> INSTRUCTIONS FOR THE TASK
Take each line containing "техническому" and report it exactly as written.

* BEGIN *

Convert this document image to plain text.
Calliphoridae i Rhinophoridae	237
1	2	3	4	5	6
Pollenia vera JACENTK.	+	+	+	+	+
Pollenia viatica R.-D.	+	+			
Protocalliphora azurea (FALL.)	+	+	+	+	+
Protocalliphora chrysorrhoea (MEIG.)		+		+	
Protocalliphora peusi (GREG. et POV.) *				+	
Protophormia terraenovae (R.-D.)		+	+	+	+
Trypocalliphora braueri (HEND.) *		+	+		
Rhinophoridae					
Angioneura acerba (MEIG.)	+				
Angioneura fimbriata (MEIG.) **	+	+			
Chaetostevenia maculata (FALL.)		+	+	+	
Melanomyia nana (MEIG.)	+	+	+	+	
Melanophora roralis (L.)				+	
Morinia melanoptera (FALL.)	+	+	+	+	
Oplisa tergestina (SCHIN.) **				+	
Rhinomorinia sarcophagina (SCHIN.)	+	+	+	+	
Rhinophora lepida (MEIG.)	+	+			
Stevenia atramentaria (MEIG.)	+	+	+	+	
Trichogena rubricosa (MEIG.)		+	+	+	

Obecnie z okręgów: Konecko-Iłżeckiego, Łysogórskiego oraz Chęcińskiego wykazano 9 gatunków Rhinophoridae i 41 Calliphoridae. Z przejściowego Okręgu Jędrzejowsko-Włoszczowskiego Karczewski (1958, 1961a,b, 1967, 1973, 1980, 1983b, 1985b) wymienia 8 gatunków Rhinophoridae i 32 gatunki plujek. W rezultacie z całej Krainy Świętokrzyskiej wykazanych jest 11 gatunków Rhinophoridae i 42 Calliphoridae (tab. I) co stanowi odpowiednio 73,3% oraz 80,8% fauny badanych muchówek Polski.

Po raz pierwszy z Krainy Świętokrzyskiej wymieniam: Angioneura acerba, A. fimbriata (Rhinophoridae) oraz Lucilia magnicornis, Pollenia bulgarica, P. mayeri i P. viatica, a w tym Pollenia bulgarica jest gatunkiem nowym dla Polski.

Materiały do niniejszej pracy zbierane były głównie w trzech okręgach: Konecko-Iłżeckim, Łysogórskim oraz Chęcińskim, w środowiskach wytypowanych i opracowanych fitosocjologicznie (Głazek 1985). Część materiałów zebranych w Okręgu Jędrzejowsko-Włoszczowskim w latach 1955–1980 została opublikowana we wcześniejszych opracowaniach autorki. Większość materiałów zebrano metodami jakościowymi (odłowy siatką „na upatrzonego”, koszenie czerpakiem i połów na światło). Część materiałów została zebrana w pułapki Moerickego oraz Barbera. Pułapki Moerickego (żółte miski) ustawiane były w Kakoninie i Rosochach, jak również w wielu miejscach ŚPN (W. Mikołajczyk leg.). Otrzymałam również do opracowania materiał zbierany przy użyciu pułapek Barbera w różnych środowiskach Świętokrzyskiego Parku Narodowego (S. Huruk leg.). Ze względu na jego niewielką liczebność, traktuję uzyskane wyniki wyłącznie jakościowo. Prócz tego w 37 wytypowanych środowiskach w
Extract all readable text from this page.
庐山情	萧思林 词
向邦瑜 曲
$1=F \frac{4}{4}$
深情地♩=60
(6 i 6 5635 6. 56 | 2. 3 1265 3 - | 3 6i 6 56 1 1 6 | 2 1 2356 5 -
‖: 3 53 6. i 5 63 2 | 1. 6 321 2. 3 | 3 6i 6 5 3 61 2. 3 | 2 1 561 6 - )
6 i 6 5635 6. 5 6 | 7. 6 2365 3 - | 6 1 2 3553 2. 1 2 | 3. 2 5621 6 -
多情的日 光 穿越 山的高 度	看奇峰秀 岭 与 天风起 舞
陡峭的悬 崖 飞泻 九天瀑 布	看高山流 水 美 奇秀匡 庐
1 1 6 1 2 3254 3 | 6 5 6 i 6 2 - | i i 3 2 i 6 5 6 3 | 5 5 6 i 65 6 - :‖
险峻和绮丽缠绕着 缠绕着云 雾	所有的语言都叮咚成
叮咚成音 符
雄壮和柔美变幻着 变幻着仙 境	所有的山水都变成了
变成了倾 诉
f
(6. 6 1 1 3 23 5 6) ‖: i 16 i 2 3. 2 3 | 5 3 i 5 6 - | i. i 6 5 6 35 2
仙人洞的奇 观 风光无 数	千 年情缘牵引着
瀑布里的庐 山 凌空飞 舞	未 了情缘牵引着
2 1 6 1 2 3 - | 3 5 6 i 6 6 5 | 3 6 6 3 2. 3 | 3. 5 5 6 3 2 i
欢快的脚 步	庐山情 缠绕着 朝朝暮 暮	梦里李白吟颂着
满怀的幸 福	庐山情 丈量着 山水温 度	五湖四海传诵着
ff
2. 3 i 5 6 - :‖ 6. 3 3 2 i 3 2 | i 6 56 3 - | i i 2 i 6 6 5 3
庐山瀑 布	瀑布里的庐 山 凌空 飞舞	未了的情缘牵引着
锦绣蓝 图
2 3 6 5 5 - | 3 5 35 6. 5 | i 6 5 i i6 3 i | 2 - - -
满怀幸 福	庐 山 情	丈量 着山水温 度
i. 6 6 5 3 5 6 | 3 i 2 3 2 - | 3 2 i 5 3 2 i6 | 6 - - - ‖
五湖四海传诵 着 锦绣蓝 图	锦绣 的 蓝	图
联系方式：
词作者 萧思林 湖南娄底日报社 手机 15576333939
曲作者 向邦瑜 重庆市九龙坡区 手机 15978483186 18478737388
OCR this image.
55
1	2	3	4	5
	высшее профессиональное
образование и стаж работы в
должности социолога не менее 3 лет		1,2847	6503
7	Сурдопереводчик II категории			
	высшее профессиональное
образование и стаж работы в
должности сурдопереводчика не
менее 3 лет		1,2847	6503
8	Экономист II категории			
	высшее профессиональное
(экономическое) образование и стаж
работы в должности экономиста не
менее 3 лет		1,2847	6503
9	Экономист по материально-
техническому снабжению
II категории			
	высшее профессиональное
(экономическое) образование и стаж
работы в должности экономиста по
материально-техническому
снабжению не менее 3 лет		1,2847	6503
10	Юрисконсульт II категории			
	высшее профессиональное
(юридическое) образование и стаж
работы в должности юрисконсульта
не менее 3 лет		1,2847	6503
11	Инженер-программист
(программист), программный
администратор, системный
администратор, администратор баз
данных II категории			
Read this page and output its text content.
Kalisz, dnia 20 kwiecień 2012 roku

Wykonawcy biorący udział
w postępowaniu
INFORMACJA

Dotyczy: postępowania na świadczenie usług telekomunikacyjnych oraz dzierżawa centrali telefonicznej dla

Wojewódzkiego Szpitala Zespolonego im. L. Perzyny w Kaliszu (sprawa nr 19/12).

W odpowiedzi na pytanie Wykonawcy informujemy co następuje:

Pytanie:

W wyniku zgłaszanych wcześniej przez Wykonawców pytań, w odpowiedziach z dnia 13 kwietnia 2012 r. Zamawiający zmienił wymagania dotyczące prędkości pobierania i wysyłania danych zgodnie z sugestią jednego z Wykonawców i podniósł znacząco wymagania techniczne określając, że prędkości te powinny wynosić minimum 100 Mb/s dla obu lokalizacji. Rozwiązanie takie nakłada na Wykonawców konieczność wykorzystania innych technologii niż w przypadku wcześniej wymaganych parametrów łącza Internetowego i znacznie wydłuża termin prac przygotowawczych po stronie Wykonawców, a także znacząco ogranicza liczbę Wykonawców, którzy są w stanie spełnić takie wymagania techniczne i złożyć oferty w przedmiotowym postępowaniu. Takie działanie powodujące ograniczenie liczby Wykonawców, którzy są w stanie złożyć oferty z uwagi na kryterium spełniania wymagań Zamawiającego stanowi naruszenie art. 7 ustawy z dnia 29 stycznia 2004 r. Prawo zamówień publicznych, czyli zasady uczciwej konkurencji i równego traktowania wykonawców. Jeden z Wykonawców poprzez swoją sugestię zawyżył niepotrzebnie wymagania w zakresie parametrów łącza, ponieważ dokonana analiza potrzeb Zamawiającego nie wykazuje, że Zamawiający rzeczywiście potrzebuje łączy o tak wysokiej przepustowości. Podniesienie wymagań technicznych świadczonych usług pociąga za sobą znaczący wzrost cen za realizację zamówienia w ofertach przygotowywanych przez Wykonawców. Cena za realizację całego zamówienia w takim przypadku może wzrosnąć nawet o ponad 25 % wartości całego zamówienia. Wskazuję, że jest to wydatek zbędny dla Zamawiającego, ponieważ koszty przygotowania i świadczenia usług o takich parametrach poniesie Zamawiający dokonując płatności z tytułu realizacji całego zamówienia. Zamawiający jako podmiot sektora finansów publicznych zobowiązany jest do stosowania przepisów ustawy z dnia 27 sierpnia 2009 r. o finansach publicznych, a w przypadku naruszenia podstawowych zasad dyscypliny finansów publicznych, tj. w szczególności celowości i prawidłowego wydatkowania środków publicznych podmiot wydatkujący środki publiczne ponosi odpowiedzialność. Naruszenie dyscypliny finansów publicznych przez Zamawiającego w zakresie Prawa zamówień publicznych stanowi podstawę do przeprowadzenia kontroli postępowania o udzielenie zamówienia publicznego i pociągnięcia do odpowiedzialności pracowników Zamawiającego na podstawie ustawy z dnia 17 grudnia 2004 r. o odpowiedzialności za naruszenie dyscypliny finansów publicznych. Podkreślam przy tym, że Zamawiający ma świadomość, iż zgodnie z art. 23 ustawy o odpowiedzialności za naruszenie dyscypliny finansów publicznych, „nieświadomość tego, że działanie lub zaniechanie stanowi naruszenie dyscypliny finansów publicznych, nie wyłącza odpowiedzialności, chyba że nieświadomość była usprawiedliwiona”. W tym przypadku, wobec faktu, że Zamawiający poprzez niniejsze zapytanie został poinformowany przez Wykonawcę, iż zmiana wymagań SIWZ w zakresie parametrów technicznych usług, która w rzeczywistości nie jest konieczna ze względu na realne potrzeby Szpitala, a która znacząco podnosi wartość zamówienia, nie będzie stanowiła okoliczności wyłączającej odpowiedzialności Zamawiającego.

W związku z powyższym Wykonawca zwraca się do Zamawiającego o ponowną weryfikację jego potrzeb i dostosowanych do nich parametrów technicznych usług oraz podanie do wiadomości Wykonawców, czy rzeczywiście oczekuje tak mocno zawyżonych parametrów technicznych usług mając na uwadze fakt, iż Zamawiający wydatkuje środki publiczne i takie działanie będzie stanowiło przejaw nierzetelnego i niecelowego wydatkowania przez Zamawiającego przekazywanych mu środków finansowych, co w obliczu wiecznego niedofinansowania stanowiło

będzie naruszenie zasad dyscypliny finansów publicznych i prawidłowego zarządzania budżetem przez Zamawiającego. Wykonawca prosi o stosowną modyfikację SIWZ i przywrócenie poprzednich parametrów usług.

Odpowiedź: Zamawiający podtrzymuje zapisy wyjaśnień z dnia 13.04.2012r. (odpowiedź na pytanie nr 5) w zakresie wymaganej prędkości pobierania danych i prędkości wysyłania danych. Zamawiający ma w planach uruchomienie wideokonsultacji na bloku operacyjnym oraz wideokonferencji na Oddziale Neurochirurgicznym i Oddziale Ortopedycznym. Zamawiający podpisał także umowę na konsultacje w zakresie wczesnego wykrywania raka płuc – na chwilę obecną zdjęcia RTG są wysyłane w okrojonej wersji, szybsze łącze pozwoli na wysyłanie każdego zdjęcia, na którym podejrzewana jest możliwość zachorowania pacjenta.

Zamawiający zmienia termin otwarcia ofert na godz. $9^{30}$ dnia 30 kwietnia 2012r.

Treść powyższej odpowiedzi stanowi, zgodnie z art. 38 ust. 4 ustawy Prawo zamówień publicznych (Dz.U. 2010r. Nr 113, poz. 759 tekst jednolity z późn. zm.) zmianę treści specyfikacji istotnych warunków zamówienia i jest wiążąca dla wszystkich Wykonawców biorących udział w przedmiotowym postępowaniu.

* END *

> OUTPUT OF THE TASK
техническому снабжению
материально-техническому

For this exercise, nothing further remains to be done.